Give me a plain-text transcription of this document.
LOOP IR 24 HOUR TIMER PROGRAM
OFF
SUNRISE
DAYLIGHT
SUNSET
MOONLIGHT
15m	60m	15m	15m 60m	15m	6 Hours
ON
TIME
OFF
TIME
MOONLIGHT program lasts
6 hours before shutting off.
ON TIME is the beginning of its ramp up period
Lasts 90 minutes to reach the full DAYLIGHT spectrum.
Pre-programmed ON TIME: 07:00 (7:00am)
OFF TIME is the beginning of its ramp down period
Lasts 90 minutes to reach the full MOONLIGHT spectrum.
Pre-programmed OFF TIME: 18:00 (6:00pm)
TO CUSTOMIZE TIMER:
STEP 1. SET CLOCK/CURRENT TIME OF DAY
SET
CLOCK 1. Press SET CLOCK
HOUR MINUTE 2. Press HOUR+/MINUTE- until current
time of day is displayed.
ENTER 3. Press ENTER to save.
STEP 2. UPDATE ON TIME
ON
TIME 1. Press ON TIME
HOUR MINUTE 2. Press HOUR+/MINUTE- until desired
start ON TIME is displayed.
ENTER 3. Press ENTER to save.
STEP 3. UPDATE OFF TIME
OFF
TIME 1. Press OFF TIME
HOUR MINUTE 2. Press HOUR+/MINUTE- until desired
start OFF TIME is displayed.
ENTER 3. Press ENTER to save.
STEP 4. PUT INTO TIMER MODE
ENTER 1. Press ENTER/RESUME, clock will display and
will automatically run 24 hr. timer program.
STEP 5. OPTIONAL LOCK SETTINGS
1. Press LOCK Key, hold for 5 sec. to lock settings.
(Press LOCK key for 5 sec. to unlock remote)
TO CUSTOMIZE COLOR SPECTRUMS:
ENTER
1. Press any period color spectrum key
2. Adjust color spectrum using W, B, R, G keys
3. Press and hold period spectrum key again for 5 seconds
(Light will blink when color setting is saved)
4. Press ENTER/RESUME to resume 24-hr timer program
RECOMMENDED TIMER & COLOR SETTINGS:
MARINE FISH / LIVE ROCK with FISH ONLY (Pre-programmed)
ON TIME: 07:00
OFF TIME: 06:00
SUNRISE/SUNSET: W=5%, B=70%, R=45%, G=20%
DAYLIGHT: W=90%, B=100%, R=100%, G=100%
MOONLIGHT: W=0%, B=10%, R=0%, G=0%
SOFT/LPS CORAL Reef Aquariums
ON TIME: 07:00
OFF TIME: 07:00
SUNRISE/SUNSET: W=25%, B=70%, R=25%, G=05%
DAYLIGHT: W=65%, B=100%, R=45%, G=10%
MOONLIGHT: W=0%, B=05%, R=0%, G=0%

------------------------------------------------------------

STATED PROBLEM: Your task is to output all of the data above word for word.

RESPONSE TO THE EXERCISE:
Give me a plain-text transcription of this document.
LOOP IR 24 HOUR TIMER PROGRAM
OFF
SUNRISE
DAYLIGHT
SUNSET
MOONLIGHT
15m	60m	15m	15m 60m	15m	6 Hours
ON
TIME
OFF
TIME
MOONLIGHT program lasts
6 hours before shutting off.
ON TIME is the beginning of its ramp up period
Lasts 90 minutes to reach the full DAYLIGHT spectrum.
Pre-programmed ON TIME: 07:00 (7:00am)
OFF TIME is the beginning of its ramp down period
Lasts 90 minutes to reach the full MOONLIGHT spectrum.
Pre-programmed OFF TIME: 18:00 (6:00pm)
TO CUSTOMIZE TIMER:
STEP 1. SET CLOCK/CURRENT TIME OF DAY
SET
CLOCK 1. Press SET CLOCK
HOUR MINUTE 2. Press HOUR+/MINUTE- until current
time of day is displayed.
ENTER 3. Press ENTER to save.
STEP 2. UPDATE ON TIME
ON
TIME 1. Press ON TIME
HOUR MINUTE 2. Press HOUR+/MINUTE- until desired
start ON TIME is displayed.
ENTER 3. Press ENTER to save.
STEP 3. UPDATE OFF TIME
OFF
TIME 1. Press OFF TIME
HOUR MINUTE 2. Press HOUR+/MINUTE- until desired
start OFF TIME is displayed.
ENTER 3. Press ENTER to save.
STEP 4. PUT INTO TIMER MODE
ENTER 1. Press ENTER/RESUME, clock will display and
will automatically run 24 hr. timer program.
STEP 5. OPTIONAL LOCK SETTINGS
1. Press LOCK Key, hold for 5 sec. to lock settings.
(Press LOCK key for 5 sec. to unlock remote)
TO CUSTOMIZE COLOR SPECTRUMS:
ENTER
1. Press any period color spectrum key
2. Adjust color spectrum using W, B, R, G keys
3. Press and hold period spectrum key again for 5 seconds
(Light will blink when color setting is saved)
4. Press ENTER/RESUME to resume 24-hr timer program
RECOMMENDED TIMER & COLOR SETTINGS:
MARINE FISH / LIVE ROCK with FISH ONLY (Pre-programmed)
ON TIME: 07:00
OFF TIME: 06:00
SUNRISE/SUNSET: W=5%, B=70%, R=45%, G=20%
DAYLIGHT: W=90%, B=100%, R=100%, G=100%
MOONLIGHT: W=0%, B=10%, R=0%, G=0%
SOFT/LPS CORAL Reef Aquariums
ON TIME: 07:00
OFF TIME: 07:00
SUNRISE/SUNSET: W=25%, B=70%, R=25%, G=05%
DAYLIGHT: W=65%, B=100%, R=45%, G=10%
MOONLIGHT: W=0%, B=05%, R=0%, G=0%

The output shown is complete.